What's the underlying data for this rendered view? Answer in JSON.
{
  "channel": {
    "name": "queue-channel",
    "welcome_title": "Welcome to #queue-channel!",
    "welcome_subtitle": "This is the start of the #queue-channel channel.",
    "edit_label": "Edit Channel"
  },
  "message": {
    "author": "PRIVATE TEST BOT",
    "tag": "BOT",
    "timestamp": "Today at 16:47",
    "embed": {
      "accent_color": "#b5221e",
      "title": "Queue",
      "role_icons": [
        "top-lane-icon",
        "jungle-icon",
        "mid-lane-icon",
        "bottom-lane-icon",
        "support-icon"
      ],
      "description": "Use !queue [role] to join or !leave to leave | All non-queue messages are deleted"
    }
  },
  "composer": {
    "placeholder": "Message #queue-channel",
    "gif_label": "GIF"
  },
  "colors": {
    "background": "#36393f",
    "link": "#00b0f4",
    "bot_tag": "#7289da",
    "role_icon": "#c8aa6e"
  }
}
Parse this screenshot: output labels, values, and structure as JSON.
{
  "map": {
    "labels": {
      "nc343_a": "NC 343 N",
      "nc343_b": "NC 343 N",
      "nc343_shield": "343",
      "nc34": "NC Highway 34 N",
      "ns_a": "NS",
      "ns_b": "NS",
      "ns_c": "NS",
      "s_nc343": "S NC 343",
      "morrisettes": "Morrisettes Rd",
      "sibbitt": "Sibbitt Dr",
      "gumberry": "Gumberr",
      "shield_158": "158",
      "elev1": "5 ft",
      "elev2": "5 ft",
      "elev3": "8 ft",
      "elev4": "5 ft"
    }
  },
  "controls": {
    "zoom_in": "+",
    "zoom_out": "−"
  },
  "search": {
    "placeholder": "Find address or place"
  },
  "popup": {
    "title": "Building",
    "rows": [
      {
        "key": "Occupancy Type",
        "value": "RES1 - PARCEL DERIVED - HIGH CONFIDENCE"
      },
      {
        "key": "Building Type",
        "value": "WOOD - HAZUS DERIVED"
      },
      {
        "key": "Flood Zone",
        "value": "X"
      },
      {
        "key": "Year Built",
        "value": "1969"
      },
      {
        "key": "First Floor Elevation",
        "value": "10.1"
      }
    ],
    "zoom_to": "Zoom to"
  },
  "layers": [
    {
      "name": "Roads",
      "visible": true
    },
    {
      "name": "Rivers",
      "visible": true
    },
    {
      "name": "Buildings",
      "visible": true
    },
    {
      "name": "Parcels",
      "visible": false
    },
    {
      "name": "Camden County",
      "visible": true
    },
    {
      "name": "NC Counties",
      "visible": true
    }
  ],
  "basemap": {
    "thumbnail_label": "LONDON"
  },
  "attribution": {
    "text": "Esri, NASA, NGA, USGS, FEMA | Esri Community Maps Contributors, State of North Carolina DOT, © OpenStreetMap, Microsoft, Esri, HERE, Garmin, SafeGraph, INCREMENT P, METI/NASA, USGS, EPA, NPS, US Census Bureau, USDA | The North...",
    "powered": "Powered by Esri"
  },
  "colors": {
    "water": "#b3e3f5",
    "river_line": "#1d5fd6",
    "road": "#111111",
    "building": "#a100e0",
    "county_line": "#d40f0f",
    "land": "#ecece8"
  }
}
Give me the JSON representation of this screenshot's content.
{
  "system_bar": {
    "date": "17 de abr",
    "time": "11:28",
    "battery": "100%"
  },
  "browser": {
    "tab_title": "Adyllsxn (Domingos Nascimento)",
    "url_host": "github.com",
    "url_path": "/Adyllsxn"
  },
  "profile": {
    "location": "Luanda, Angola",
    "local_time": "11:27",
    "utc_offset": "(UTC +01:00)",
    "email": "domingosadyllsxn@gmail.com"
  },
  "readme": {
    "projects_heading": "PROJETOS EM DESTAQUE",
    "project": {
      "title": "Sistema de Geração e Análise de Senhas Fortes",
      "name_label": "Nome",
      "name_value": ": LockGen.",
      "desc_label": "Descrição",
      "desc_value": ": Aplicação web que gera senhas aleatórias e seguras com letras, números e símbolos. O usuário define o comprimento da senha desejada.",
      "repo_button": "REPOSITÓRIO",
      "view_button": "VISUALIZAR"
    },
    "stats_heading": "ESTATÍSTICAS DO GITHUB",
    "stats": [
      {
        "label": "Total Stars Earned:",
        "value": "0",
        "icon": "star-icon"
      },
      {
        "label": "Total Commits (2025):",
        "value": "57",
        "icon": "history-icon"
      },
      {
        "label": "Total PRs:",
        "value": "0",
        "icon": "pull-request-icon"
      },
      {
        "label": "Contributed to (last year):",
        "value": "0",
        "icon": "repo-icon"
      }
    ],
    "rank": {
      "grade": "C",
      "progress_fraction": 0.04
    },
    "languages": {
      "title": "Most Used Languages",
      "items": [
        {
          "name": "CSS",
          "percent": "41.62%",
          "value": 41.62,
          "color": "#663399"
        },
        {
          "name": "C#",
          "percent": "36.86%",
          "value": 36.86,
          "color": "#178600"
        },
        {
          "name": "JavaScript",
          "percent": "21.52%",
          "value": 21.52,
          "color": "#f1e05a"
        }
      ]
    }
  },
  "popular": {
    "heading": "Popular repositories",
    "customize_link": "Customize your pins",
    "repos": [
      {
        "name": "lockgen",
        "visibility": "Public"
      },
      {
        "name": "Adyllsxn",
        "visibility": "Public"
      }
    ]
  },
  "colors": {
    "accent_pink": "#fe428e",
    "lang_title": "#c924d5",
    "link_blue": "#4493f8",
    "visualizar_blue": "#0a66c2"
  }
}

### Exercise
Repeat all the records. Match each line exactly.

### Result of the exercise
What's the underlying data for this rendered view? Answer in JSON.
{
  "channel": {
    "name": "queue-channel",
    "welcome_title": "Welcome to #queue-channel!",
    "welcome_subtitle": "This is the start of the #queue-channel channel.",
    "edit_label": "Edit Channel"
  },
  "message": {
    "author": "PRIVATE TEST BOT",
    "tag": "BOT",
    "timestamp": "Today at 16:47",
    "embed": {
      "accent_color": "#b5221e",
      "title": "Queue",
      "role_icons": [
        "top-lane-icon",
        "jungle-icon",
        "mid-lane-icon",
        "bottom-lane-icon",
        "support-icon"
      ],
      "description": "Use !queue [role] to join or !leave to leave | All non-queue messages are deleted"
    }
  },
  "composer": {
    "placeholder": "Message #queue-channel",
    "gif_label": "GIF"
  },
  "colors": {
    "background": "#36393f",
    "link": "#00b0f4",
    "bot_tag": "#7289da",
    "role_icon": "#c8aa6e"
  }
}
Parse this screenshot: output labels, values, and structure as JSON.
{
  "map": {
    "labels": {
      "nc343_a": "NC 343 N",
      "nc343_b": "NC 343 N",
      "nc343_shield": "343",
      "nc34": "NC Highway 34 N",
      "ns_a": "NS",
      "ns_b": "NS",
      "ns_c": "NS",
      "s_nc343": "S NC 343",
      "morrisettes": "Morrisettes Rd",
      "sibbitt": "Sibbitt Dr",
      "gumberry": "Gumberr",
      "shield_158": "158",
      "elev1": "5 ft",
      "elev2": "5 ft",
      "elev3": "8 ft",
      "elev4": "5 ft"
    }
  },
  "controls": {
    "zoom_in": "+",
    "zoom_out": "−"
  },
  "search": {
    "placeholder": "Find address or place"
  },
  "popup": {
    "title": "Building",
    "rows": [
      {
        "key": "Occupancy Type",
        "value": "RES1 - PARCEL DERIVED - HIGH CONFIDENCE"
      },
      {
        "key": "Building Type",
        "value": "WOOD - HAZUS DERIVED"
      },
      {
        "key": "Flood Zone",
        "value": "X"
      },
      {
        "key": "Year Built",
        "value": "1969"
      },
      {
        "key": "First Floor Elevation",
        "value": "10.1"
      }
    ],
    "zoom_to": "Zoom to"
  },
  "layers": [
    {
      "name": "Roads",
      "visible": true
    },
    {
      "name": "Rivers",
      "visible": true
    },
    {
      "name": "Buildings",
      "visible": true
    },
    {
      "name": "Parcels",
      "visible": false
    },
    {
      "name": "Camden County",
      "visible": true
    },
    {
      "name": "NC Counties",
      "visible": true
    }
  ],
  "basemap": {
    "thumbnail_label": "LONDON"
  },
  "attribution": {
    "text": "Esri, NASA, NGA, USGS, FEMA | Esri Community Maps Contributors, State of North Carolina DOT, © OpenStreetMap, Microsoft, Esri, HERE, Garmin, SafeGraph, INCREMENT P, METI/NASA, USGS, EPA, NPS, US Census Bureau, USDA | The North...",
    "powered": "Powered by Esri"
  },
  "colors": {
    "water": "#b3e3f5",
    "river_line": "#1d5fd6",
    "road": "#111111",
    "building": "#a100e0",
    "county_line": "#d40f0f",
    "land": "#ecece8"
  }
}
Give me the JSON representation of this screenshot's content.
{
  "system_bar": {
    "date": "17 de abr",
    "time": "11:28",
    "battery": "100%"
  },
  "browser": {
    "tab_title": "Adyllsxn (Domingos Nascimento)",
    "url_host": "github.com",
    "url_path": "/Adyllsxn"
  },
  "profile": {
    "location": "Luanda, Angola",
    "local_time": "11:27",
    "utc_offset": "(UTC +01:00)",
    "email": "domingosadyllsxn@gmail.com"
  },
  "readme": {
    "projects_heading": "PROJETOS EM DESTAQUE",
    "project": {
      "title": "Sistema de Geração e Análise de Senhas Fortes",
      "name_label": "Nome",
      "name_value": ": LockGen.",
      "desc_label": "Descrição",
      "desc_value": ": Aplicação web que gera senhas aleatórias e seguras com letras, números e símbolos. O usuário define o comprimento da senha desejada.",
      "repo_button": "REPOSITÓRIO",
      "view_button": "VISUALIZAR"
    },
    "stats_heading": "ESTATÍSTICAS DO GITHUB",
    "stats": [
      {
        "label": "Total Stars Earned:",
        "value": "0",
        "icon": "star-icon"
      },
      {
        "label": "Total Commits (2025):",
        "value": "57",
        "icon": "history-icon"
      },
      {
        "label": "Total PRs:",
        "value": "0",
        "icon": "pull-request-icon"
      },
      {
        "label": "Contributed to (last year):",
        "value": "0",
        "icon": "repo-icon"
      }
    ],
    "rank": {
      "grade": "C",
      "progress_fraction": 0.04
    },
    "languages": {
      "title": "Most Used Languages",
      "items": [
        {
          "name": "CSS",
          "percent": "41.62%",
          "value": 41.62,
          "color": "#663399"
        },
        {
          "name": "C#",
          "percent": "36.86%",
          "value": 36.86,
          "color": "#178600"
        },
        {
          "name": "JavaScript",
          "percent": "21.52%",
          "value": 21.52,
          "color": "#f1e05a"
        }
      ]
    }
  },
  "popular": {
    "heading": "Popular repositories",
    "customize_link": "Customize your pins",
    "repos": [
      {
        "name": "lockgen",
        "visibility": "Public"
      },
      {
        "name": "Adyllsxn",
        "visibility": "Public"
      }
    ]
  },
  "colors": {
    "accent_pink": "#fe428e",
    "lang_title": "#c924d5",
    "link_blue": "#4493f8",
    "visualizar_blue": "#0a66c2"
  }
}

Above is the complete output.